- Action item:
Using the compound IIa mouse study text below, answer each question briefly.
(a) What was the median survival in the vehicle-treated group?
(b) About how old were the SCID-Beige mice used in the experiments?
(c) At what concentration were KMS-11-luc cells prepared for intravenous implantation?

- Reading passage:
+-------+

Serial whole-body monitoring of photon emission from MV4; 11-luc in mice was conducted until the first mice succumbed to disease, which happened after day 12 of the study. The 0.5 and 1 mg/kg doses of compound IIa administered q4d×3 significantly reduced bioluminescence signal compared with the vehicle treated group (p<0.05), a measure of disease burden while the effect of the 0.25 mg/kg treatment was not significant different from that of the vehicle. Compound IIa was well tolerated at these doses. Compound IIa significantly delayed the induction of hind limb paralysis and enhanced survival of the mice with all three doses compared with the vehicle-treated cohort (p<0.05). The median survival in the vehicle-treated group was 15 days, whereas that of the 0.25, 0.5 and 1 mg/kg Compound IIa-treated groups was 27, 31 and 30 days, respectively. The early dose dependent reduction in tumor burden (bioluminescence) that occurred during the time of dosing did not translate into a dose dependent increase in survival. It appears that once the compound effect wore off, disease rapidly progressed in all groups.
The efficacy of compound IIa was evaluated against human multiple myeloma KMS-11-luc tumor xenografts. Efficacy was first tested in a subcutaneous tumor xenograft model in mice with this line, where compound IIa induced a marked anti-tumor effect. Since the bone marrow microenvironment plays an important role in myeloma cell growth and survival, efficacy was further evaluated in a KMS-11-luc disseminated disease model in mice, where the cells preferentially home and grow in the orthotopic site of the bone marrow. Expression of the luciferase reporter gene in the cells allowed serial comprehensive monitoring of growth of myeloma lesions in bone by bioluminescence imaging.
Experiments were performed using immunodeficient SCID-Beige female mice approximately 7-8 weeks old (Charles River Laboratories, Wilmington, Mass.). Upon arrival, animals received a subcutaneous microchip implant (AVID, Folsom, La.) in the subscapular region for identification of individuals. Animals were allowed to acclimatize for 1 week before any experimental procedures began. Routine animal care and assurance of welfare were as described above.
Human KMS-11-luc multiple myeloma cells were obtained from the laboratory of Suzanne Trudel at the University of Toronto (Ontario, Canada) and tested to be free of Mycoplasma sp. and murine viruses in the IMPACT1 PCR assay panel (RADIL, University of Missouri, Columbia, Mo.). Prior to our receiving this cell line, it had been stably engineered to express luciferase by retroviral transfection of the pGC-gfp/luc vector. KMS-11-luc cells were grown in Iscove's medium supplemented with 2 mmol/L L-glutamine (Mediatech, Inc., Hemdon, Va.) and 10% fetal bovine serum (JRH Biosciences, catalog #12003-1000M). These cells were grown as suspension cultures, maintained at 37° C. in a humidified atmosphere containing 5% carbon dioxide. Cells were cultured for fewer than 10 passages prior to use. Cells were harvested at approximately 2 million cells/mL, and centrifuged at ˜800×g for 5 minutes at 4° C. and then resuspended in a 1:1 mixture of cold Hank's balanced salt solution (HBSS) and Matrigel™ (Mediatech Inc., catalog #21-021-CV; BD Biosciences, catalog #354234, respectively) at a concentration of 50 million cells/mL for implantation subcutaneously (injection volume of 0.2 mL). Alternatively, for the disseminated disease model, cells were prepared only in cold HBSS at a concentration of 100 million cells/mL for intravenous (i.v.) implantation via the tail vein (injection volume of 0.1 mL).

+-------+

- Given entries:
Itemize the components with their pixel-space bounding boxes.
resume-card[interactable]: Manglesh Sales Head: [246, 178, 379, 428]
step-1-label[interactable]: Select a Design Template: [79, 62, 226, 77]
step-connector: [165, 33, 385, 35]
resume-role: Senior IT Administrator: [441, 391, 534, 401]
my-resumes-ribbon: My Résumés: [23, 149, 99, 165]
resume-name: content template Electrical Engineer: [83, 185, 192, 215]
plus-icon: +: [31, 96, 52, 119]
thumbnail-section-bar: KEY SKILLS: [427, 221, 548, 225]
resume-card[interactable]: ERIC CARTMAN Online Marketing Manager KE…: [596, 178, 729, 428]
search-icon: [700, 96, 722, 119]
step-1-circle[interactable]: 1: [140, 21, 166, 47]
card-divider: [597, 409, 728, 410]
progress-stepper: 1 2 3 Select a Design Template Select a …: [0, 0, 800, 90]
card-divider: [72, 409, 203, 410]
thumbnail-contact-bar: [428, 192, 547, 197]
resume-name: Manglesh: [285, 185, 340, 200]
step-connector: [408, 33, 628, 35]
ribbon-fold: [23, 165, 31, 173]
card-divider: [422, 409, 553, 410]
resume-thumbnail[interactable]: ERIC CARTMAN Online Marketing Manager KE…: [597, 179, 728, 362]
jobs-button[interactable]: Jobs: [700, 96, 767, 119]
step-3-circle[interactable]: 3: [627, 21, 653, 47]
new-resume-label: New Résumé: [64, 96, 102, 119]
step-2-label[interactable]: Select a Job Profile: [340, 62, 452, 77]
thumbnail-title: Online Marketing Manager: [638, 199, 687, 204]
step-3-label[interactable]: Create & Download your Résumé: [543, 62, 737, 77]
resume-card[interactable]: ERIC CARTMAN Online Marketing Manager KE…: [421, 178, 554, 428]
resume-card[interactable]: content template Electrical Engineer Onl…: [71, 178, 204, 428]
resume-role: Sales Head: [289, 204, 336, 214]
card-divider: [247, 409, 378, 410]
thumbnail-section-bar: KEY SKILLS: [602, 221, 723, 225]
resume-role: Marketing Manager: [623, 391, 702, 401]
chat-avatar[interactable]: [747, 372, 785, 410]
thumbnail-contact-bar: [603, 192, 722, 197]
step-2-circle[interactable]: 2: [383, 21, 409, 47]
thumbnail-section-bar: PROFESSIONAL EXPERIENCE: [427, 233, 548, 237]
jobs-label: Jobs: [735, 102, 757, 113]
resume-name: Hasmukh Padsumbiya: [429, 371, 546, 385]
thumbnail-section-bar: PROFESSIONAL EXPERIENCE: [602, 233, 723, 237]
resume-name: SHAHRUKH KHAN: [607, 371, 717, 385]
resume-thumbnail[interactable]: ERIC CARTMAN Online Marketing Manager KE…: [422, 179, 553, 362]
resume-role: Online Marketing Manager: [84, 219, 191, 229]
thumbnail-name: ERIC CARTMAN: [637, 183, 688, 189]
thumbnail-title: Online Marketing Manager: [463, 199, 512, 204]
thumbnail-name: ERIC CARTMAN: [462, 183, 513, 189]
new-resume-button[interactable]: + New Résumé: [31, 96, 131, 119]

+-------+

- Exercise answer:
(a) 15 days.
(b) Approximately 7-8 weeks old.
(c) 100 million cells/mL, in cold HBSS only.